* _TO BE DONE_:
Report how many lines contain "series". Give the number and nothing else.

* _DATA SECTION_:
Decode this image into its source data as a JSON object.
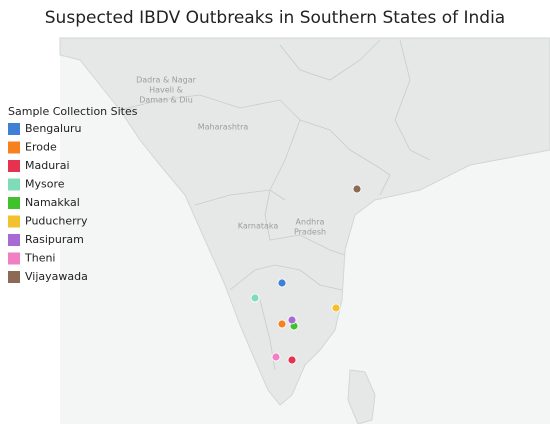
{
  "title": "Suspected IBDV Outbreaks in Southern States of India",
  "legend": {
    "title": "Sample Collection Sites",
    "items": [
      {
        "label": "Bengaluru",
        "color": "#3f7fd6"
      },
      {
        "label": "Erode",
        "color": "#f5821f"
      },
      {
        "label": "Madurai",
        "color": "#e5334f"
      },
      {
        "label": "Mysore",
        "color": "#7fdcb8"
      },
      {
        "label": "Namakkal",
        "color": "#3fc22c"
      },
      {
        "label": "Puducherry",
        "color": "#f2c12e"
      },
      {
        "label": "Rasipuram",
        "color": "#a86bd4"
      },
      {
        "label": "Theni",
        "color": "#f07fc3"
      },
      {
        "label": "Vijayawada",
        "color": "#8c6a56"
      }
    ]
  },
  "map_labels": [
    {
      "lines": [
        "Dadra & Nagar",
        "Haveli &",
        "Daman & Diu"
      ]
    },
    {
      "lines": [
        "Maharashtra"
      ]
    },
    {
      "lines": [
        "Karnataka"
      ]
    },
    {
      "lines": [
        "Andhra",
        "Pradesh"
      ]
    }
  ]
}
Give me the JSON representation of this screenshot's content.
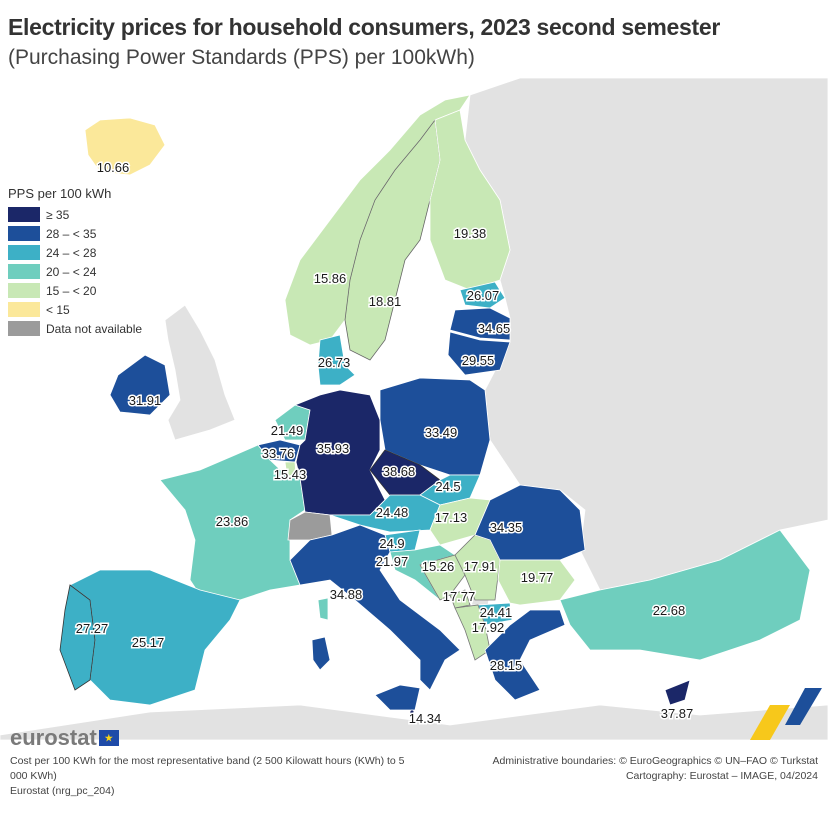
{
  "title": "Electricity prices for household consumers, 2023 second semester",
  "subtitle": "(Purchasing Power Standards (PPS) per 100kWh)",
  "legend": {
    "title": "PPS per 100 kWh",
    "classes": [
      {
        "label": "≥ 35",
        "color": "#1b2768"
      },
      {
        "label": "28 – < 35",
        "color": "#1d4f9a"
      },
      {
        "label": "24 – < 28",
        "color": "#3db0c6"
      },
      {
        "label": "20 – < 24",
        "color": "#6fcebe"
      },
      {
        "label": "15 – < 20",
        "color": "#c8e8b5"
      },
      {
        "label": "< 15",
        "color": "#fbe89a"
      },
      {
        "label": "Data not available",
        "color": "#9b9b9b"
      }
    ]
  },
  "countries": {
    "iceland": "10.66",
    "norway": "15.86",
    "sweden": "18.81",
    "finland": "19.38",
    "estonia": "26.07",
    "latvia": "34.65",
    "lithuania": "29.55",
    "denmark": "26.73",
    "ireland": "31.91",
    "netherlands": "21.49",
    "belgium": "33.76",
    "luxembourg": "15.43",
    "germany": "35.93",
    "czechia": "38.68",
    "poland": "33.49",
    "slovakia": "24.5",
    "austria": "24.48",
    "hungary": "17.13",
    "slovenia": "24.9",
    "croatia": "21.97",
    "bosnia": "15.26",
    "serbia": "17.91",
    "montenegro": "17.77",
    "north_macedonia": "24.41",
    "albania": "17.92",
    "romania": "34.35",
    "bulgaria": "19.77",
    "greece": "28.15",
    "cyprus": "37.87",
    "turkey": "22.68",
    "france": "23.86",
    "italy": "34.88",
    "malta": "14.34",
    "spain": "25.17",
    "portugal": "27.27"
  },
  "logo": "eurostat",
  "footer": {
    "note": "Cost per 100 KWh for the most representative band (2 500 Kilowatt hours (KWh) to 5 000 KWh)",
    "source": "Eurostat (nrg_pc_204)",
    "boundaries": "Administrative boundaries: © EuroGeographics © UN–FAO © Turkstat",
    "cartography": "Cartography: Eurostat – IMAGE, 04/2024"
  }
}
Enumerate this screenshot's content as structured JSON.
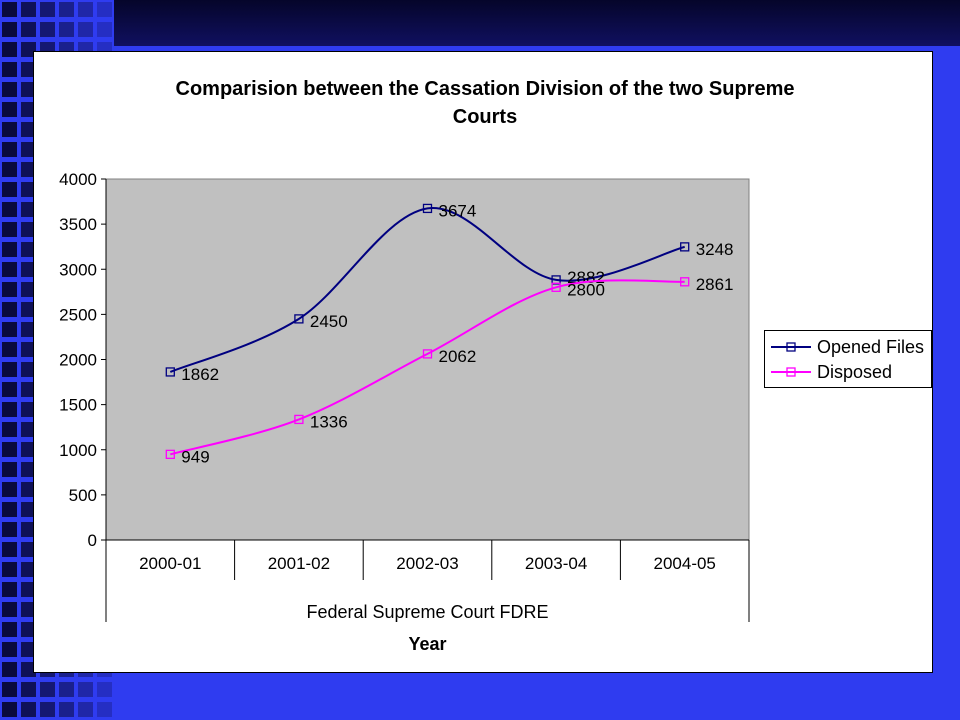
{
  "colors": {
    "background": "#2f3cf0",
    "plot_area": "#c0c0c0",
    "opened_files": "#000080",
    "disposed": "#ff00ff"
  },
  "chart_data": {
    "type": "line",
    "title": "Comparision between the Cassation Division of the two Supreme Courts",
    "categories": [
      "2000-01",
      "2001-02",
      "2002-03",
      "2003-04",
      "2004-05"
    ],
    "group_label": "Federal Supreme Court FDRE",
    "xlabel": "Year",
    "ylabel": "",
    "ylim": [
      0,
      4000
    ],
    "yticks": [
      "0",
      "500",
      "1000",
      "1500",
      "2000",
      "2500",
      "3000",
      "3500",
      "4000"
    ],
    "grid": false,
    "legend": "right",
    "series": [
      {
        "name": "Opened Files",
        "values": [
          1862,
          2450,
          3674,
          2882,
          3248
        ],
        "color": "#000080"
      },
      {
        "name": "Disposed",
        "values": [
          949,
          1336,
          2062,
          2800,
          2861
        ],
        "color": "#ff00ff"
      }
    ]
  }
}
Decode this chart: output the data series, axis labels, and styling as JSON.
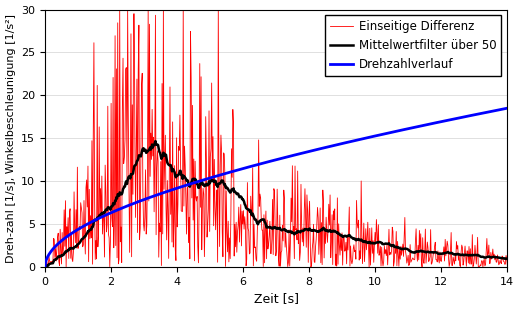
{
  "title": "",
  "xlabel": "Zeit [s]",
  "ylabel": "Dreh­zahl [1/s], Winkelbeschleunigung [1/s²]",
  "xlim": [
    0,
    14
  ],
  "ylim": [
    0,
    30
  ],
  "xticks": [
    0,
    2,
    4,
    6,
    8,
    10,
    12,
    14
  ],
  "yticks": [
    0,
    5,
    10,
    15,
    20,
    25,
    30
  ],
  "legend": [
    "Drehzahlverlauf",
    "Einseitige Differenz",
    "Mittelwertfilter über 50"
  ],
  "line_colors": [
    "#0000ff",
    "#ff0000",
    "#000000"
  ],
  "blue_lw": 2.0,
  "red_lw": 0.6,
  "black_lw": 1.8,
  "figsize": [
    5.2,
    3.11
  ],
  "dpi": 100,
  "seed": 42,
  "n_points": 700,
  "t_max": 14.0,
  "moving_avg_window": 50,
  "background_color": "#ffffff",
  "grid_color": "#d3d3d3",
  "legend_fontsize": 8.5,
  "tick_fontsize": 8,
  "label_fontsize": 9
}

* _REPLY TO THE TASK_:
2